▶ _What the exercise asks_
Copy out each line in the material below that has the word "Total".

▶ _Information supplied_
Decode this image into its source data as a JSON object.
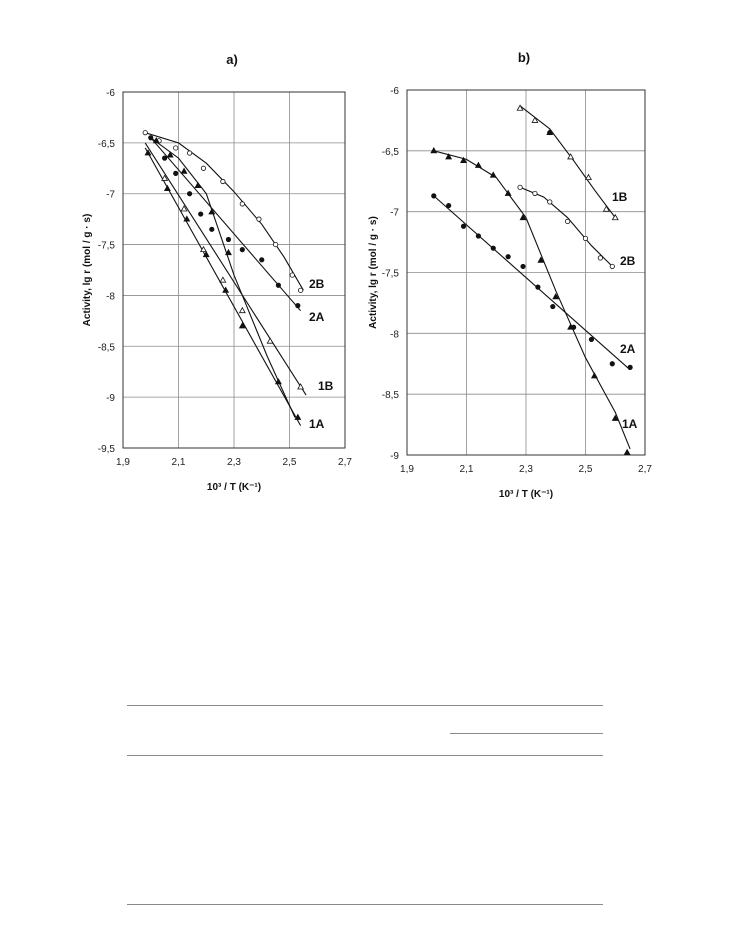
{
  "chart_data": [
    {
      "type": "scatter",
      "title": "a)",
      "xlabel": "10³ / T (K⁻¹)",
      "ylabel": "Activity, lg r (mol / g · s)",
      "xlim": [
        1.9,
        2.7
      ],
      "ylim": [
        -9.5,
        -6
      ],
      "xticks": [
        1.9,
        2.1,
        2.3,
        2.5,
        2.7
      ],
      "xtick_labels": [
        "1,9",
        "2,1",
        "2,3",
        "2,5",
        "2,7"
      ],
      "yticks": [
        -6,
        -6.5,
        -7,
        -7.5,
        -8,
        -8.5,
        -9,
        -9.5
      ],
      "ytick_labels": [
        "-6",
        "-6,5",
        "-7",
        "-7,5",
        "-8",
        "-8,5",
        "-9",
        "-9,5"
      ],
      "grid": true,
      "series": [
        {
          "name": "1A",
          "marker": "filled-triangle",
          "points": [
            [
              1.99,
              -6.6
            ],
            [
              2.06,
              -6.95
            ],
            [
              2.13,
              -7.25
            ],
            [
              2.2,
              -7.6
            ],
            [
              2.27,
              -7.95
            ],
            [
              2.33,
              -8.3
            ],
            [
              2.46,
              -8.85
            ],
            [
              2.53,
              -9.2
            ]
          ],
          "curve": [
            [
              1.98,
              -6.55
            ],
            [
              2.54,
              -9.28
            ]
          ]
        },
        {
          "name": "1B",
          "marker": "open-triangle",
          "points": [
            [
              2.05,
              -6.85
            ],
            [
              2.12,
              -7.15
            ],
            [
              2.19,
              -7.55
            ],
            [
              2.26,
              -7.85
            ],
            [
              2.33,
              -8.15
            ],
            [
              2.43,
              -8.45
            ],
            [
              2.54,
              -8.9
            ]
          ],
          "curve": [
            [
              1.98,
              -6.5
            ],
            [
              2.56,
              -8.98
            ]
          ]
        },
        {
          "name": "2A",
          "marker": "filled-circle",
          "points": [
            [
              2.0,
              -6.45
            ],
            [
              2.05,
              -6.65
            ],
            [
              2.09,
              -6.8
            ],
            [
              2.14,
              -7.0
            ],
            [
              2.18,
              -7.2
            ],
            [
              2.22,
              -7.35
            ],
            [
              2.28,
              -7.45
            ],
            [
              2.33,
              -7.55
            ],
            [
              2.4,
              -7.65
            ],
            [
              2.46,
              -7.9
            ],
            [
              2.53,
              -8.1
            ]
          ],
          "curve": [
            [
              2.0,
              -6.45
            ],
            [
              2.54,
              -8.15
            ]
          ]
        },
        {
          "name": "2B",
          "marker": "open-circle",
          "points": [
            [
              1.98,
              -6.4
            ],
            [
              2.03,
              -6.48
            ],
            [
              2.09,
              -6.55
            ],
            [
              2.14,
              -6.6
            ],
            [
              2.19,
              -6.75
            ],
            [
              2.26,
              -6.88
            ],
            [
              2.33,
              -7.1
            ],
            [
              2.39,
              -7.25
            ],
            [
              2.45,
              -7.5
            ],
            [
              2.51,
              -7.8
            ],
            [
              2.54,
              -7.95
            ]
          ],
          "curve": [
            [
              1.98,
              -6.4
            ],
            [
              2.1,
              -6.5
            ],
            [
              2.2,
              -6.7
            ],
            [
              2.3,
              -6.98
            ],
            [
              2.4,
              -7.3
            ],
            [
              2.48,
              -7.62
            ],
            [
              2.55,
              -7.95
            ]
          ]
        },
        {
          "name": "",
          "marker": "filled-triangle",
          "points": [
            [
              2.02,
              -6.48
            ],
            [
              2.07,
              -6.62
            ],
            [
              2.12,
              -6.78
            ],
            [
              2.17,
              -6.92
            ],
            [
              2.22,
              -7.18
            ],
            [
              2.28,
              -7.58
            ]
          ],
          "curve": [
            [
              2.0,
              -6.45
            ],
            [
              2.1,
              -6.65
            ],
            [
              2.2,
              -7.0
            ],
            [
              2.3,
              -7.8
            ],
            [
              2.42,
              -8.6
            ],
            [
              2.52,
              -9.2
            ]
          ]
        }
      ]
    },
    {
      "type": "scatter",
      "title": "b)",
      "xlabel": "10³ / T (K⁻¹)",
      "ylabel": "Activity, lg r (mol / g · s)",
      "xlim": [
        1.9,
        2.7
      ],
      "ylim": [
        -9,
        -6
      ],
      "xticks": [
        1.9,
        2.1,
        2.3,
        2.5,
        2.7
      ],
      "xtick_labels": [
        "1,9",
        "2,1",
        "2,3",
        "2,5",
        "2,7"
      ],
      "yticks": [
        -6,
        -6.5,
        -7,
        -7.5,
        -8,
        -8.5,
        -9
      ],
      "ytick_labels": [
        "-6",
        "-6,5",
        "-7",
        "-7,5",
        "-8",
        "-8,5",
        "-9"
      ],
      "grid": true,
      "series": [
        {
          "name": "1A",
          "marker": "filled-triangle",
          "points": [
            [
              1.99,
              -6.5
            ],
            [
              2.04,
              -6.55
            ],
            [
              2.09,
              -6.58
            ],
            [
              2.14,
              -6.62
            ],
            [
              2.19,
              -6.7
            ],
            [
              2.24,
              -6.85
            ],
            [
              2.29,
              -7.05
            ],
            [
              2.35,
              -7.4
            ],
            [
              2.4,
              -7.7
            ],
            [
              2.45,
              -7.95
            ],
            [
              2.53,
              -8.35
            ],
            [
              2.6,
              -8.7
            ],
            [
              2.64,
              -8.98
            ]
          ],
          "curve": [
            [
              1.99,
              -6.5
            ],
            [
              2.1,
              -6.57
            ],
            [
              2.2,
              -6.72
            ],
            [
              2.3,
              -7.05
            ],
            [
              2.4,
              -7.65
            ],
            [
              2.5,
              -8.2
            ],
            [
              2.6,
              -8.65
            ],
            [
              2.65,
              -8.95
            ]
          ]
        },
        {
          "name": "1B",
          "marker": "open-triangle",
          "points": [
            [
              2.28,
              -6.15
            ],
            [
              2.33,
              -6.25
            ],
            [
              2.38,
              -6.35
            ],
            [
              2.45,
              -6.55
            ],
            [
              2.51,
              -6.72
            ],
            [
              2.57,
              -6.98
            ],
            [
              2.6,
              -7.05
            ]
          ],
          "curve": [
            [
              2.28,
              -6.13
            ],
            [
              2.38,
              -6.32
            ],
            [
              2.46,
              -6.58
            ],
            [
              2.53,
              -6.82
            ],
            [
              2.6,
              -7.05
            ]
          ]
        },
        {
          "name": "",
          "marker": "filled-circle",
          "points": [
            [
              2.38,
              -6.35
            ]
          ],
          "curve": []
        },
        {
          "name": "2A",
          "marker": "filled-circle",
          "points": [
            [
              1.99,
              -6.87
            ],
            [
              2.04,
              -6.95
            ],
            [
              2.09,
              -7.12
            ],
            [
              2.14,
              -7.2
            ],
            [
              2.19,
              -7.3
            ],
            [
              2.24,
              -7.37
            ],
            [
              2.29,
              -7.45
            ],
            [
              2.34,
              -7.62
            ],
            [
              2.39,
              -7.78
            ],
            [
              2.46,
              -7.95
            ],
            [
              2.52,
              -8.05
            ],
            [
              2.59,
              -8.25
            ],
            [
              2.65,
              -8.28
            ]
          ],
          "curve": [
            [
              1.99,
              -6.87
            ],
            [
              2.65,
              -8.3
            ]
          ]
        },
        {
          "name": "2B",
          "marker": "open-circle",
          "points": [
            [
              2.28,
              -6.8
            ],
            [
              2.33,
              -6.85
            ],
            [
              2.38,
              -6.92
            ],
            [
              2.44,
              -7.08
            ],
            [
              2.5,
              -7.22
            ],
            [
              2.55,
              -7.38
            ],
            [
              2.59,
              -7.45
            ]
          ],
          "curve": [
            [
              2.28,
              -6.8
            ],
            [
              2.36,
              -6.88
            ],
            [
              2.44,
              -7.05
            ],
            [
              2.52,
              -7.28
            ],
            [
              2.59,
              -7.45
            ]
          ]
        }
      ]
    }
  ]
}
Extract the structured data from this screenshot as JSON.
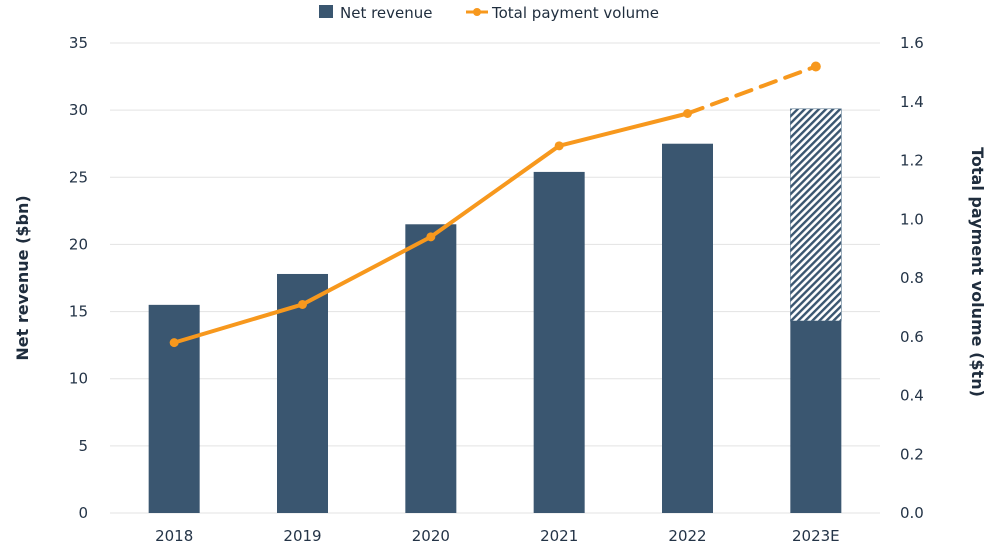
{
  "chart_data": {
    "type": "bar",
    "title": "",
    "categories": [
      "2018",
      "2019",
      "2020",
      "2021",
      "2022",
      "2023E"
    ],
    "series": [
      {
        "name": "Net revenue",
        "type": "bar",
        "axis": "left",
        "values": [
          15.5,
          17.8,
          21.5,
          25.4,
          27.5,
          30.1
        ],
        "actual_portion": [
          15.5,
          17.8,
          21.5,
          25.4,
          27.5,
          14.3
        ],
        "estimated_portion": [
          0,
          0,
          0,
          0,
          0,
          15.8
        ],
        "color": "#3a5670"
      },
      {
        "name": "Total payment volume",
        "type": "line",
        "axis": "right",
        "values": [
          0.58,
          0.71,
          0.94,
          1.25,
          1.36,
          1.52
        ],
        "dashed_from_index": 4,
        "color": "#f7981d"
      }
    ],
    "ylabel": "Net revenue ($bn)",
    "ylim": [
      0,
      35
    ],
    "yticks": [
      "0",
      "5",
      "10",
      "15",
      "20",
      "25",
      "30",
      "35"
    ],
    "y2label": "Total payment volume ($tn)",
    "y2lim": [
      0,
      1.6
    ],
    "y2ticks": [
      "0.0",
      "0.2",
      "0.4",
      "0.6",
      "0.8",
      "1.0",
      "1.2",
      "1.4",
      "1.6"
    ],
    "grid": true,
    "legend": {
      "position": "top-center",
      "entries": [
        {
          "label": "Net revenue",
          "marker": "square",
          "color": "#3a5670"
        },
        {
          "label": "Total payment volume",
          "marker": "line-dot",
          "color": "#f7981d"
        }
      ]
    }
  }
}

▶ _Task response_
        "name": "Total payment volume",
    "y2label": "Total payment volume ($tn)",
          "label": "Total payment volume",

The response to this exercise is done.